**SHORT PROBLEM**
Return the listing word for word, as given.
-- EXERCISE DATA start --
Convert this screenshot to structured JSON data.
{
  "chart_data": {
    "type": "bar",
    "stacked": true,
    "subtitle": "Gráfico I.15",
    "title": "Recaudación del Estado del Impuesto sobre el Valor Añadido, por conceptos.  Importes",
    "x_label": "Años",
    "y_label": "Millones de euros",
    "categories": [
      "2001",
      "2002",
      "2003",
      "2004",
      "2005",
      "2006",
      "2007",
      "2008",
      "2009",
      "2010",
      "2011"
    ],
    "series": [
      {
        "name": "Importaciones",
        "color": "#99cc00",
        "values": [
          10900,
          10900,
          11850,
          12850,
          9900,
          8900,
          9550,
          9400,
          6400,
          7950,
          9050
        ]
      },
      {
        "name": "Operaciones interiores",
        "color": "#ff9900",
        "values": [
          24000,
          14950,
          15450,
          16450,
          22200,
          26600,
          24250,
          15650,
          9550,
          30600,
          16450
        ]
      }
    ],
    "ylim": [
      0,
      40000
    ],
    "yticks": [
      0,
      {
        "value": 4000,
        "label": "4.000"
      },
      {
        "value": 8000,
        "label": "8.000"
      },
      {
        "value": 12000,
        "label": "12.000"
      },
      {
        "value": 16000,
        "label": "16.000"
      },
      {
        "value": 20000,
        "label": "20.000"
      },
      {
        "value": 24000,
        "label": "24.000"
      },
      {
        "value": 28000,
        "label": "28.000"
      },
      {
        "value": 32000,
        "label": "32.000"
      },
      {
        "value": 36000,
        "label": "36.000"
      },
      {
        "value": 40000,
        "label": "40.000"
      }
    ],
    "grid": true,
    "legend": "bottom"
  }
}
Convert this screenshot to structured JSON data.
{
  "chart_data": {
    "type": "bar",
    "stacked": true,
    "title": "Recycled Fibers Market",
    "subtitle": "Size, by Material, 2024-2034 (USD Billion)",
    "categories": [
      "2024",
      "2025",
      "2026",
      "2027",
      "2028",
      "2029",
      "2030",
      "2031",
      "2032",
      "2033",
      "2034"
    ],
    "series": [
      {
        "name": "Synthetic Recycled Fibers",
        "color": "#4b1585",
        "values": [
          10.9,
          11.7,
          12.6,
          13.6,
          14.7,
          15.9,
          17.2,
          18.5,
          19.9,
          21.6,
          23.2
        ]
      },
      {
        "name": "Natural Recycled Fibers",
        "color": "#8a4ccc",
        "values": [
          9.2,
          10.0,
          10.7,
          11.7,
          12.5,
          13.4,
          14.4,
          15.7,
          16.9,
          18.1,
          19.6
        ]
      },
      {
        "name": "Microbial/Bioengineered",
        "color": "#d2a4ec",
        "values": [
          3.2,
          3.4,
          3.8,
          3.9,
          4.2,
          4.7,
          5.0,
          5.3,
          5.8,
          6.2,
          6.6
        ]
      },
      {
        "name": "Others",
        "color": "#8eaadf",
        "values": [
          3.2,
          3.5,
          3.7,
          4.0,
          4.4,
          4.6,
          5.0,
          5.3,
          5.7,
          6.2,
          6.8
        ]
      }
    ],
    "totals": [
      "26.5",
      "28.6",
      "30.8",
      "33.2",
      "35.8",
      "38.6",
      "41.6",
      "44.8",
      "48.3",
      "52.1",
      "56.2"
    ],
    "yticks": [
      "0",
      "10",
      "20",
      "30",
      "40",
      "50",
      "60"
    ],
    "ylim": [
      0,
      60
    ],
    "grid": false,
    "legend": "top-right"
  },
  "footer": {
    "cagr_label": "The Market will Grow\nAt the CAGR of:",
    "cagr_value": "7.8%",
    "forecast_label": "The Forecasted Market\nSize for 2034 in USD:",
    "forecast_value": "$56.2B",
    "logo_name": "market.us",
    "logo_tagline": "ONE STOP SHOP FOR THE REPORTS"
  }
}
-- EXERCISE DATA end --
**ANSWER TO THE EXERCISE**
Convert this screenshot to structured JSON data.
{
  "chart_data": {
    "type": "bar",
    "stacked": true,
    "subtitle": "Gráfico I.15",
    "title": "Recaudación del Estado del Impuesto sobre el Valor Añadido, por conceptos.  Importes",
    "x_label": "Años",
    "y_label": "Millones de euros",
    "categories": [
      "2001",
      "2002",
      "2003",
      "2004",
      "2005",
      "2006",
      "2007",
      "2008",
      "2009",
      "2010",
      "2011"
    ],
    "series": [
      {
        "name": "Importaciones",
        "color": "#99cc00",
        "values": [
          10900,
          10900,
          11850,
          12850,
          9900,
          8900,
          9550,
          9400,
          6400,
          7950,
          9050
        ]
      },
      {
        "name": "Operaciones interiores",
        "color": "#ff9900",
        "values": [
          24000,
          14950,
          15450,
          16450,
          22200,
          26600,
          24250,
          15650,
          9550,
          30600,
          16450
        ]
      }
    ],
    "ylim": [
      0,
      40000
    ],
    "yticks": [
      0,
      {
        "value": 4000,
        "label": "4.000"
      },
      {
        "value": 8000,
        "label": "8.000"
      },
      {
        "value": 12000,
        "label": "12.000"
      },
      {
        "value": 16000,
        "label": "16.000"
      },
      {
        "value": 20000,
        "label": "20.000"
      },
      {
        "value": 24000,
        "label": "24.000"
      },
      {
        "value": 28000,
        "label": "28.000"
      },
      {
        "value": 32000,
        "label": "32.000"
      },
      {
        "value": 36000,
        "label": "36.000"
      },
      {
        "value": 40000,
        "label": "40.000"
      }
    ],
    "grid": true,
    "legend": "bottom"
  }
}
Convert this screenshot to structured JSON data.
{
  "chart_data": {
    "type": "bar",
    "stacked": true,
    "title": "Recycled Fibers Market",
    "subtitle": "Size, by Material, 2024-2034 (USD Billion)",
    "categories": [
      "2024",
      "2025",
      "2026",
      "2027",
      "2028",
      "2029",
      "2030",
      "2031",
      "2032",
      "2033",
      "2034"
    ],
    "series": [
      {
        "name": "Synthetic Recycled Fibers",
        "color": "#4b1585",
        "values": [
          10.9,
          11.7,
          12.6,
          13.6,
          14.7,
          15.9,
          17.2,
          18.5,
          19.9,
          21.6,
          23.2
        ]
      },
      {
        "name": "Natural Recycled Fibers",
        "color": "#8a4ccc",
        "values": [
          9.2,
          10.0,
          10.7,
          11.7,
          12.5,
          13.4,
          14.4,
          15.7,
          16.9,
          18.1,
          19.6
        ]
      },
      {
        "name": "Microbial/Bioengineered",
        "color": "#d2a4ec",
        "values": [
          3.2,
          3.4,
          3.8,
          3.9,
          4.2,
          4.7,
          5.0,
          5.3,
          5.8,
          6.2,
          6.6
        ]
      },
      {
        "name": "Others",
        "color": "#8eaadf",
        "values": [
          3.2,
          3.5,
          3.7,
          4.0,
          4.4,
          4.6,
          5.0,
          5.3,
          5.7,
          6.2,
          6.8
        ]
      }
    ],
    "totals": [
      "26.5",
      "28.6",
      "30.8",
      "33.2",
      "35.8",
      "38.6",
      "41.6",
      "44.8",
      "48.3",
      "52.1",
      "56.2"
    ],
    "yticks": [
      "0",
      "10",
      "20",
      "30",
      "40",
      "50",
      "60"
    ],
    "ylim": [
      0,
      60
    ],
    "grid": false,
    "legend": "top-right"
  },
  "footer": {
    "cagr_label": "The Market will Grow\nAt the CAGR of:",
    "cagr_value": "7.8%",
    "forecast_label": "The Forecasted Market\nSize for 2034 in USD:",
    "forecast_value": "$56.2B",
    "logo_name": "market.us",
    "logo_tagline": "ONE STOP SHOP FOR THE REPORTS"
  }
}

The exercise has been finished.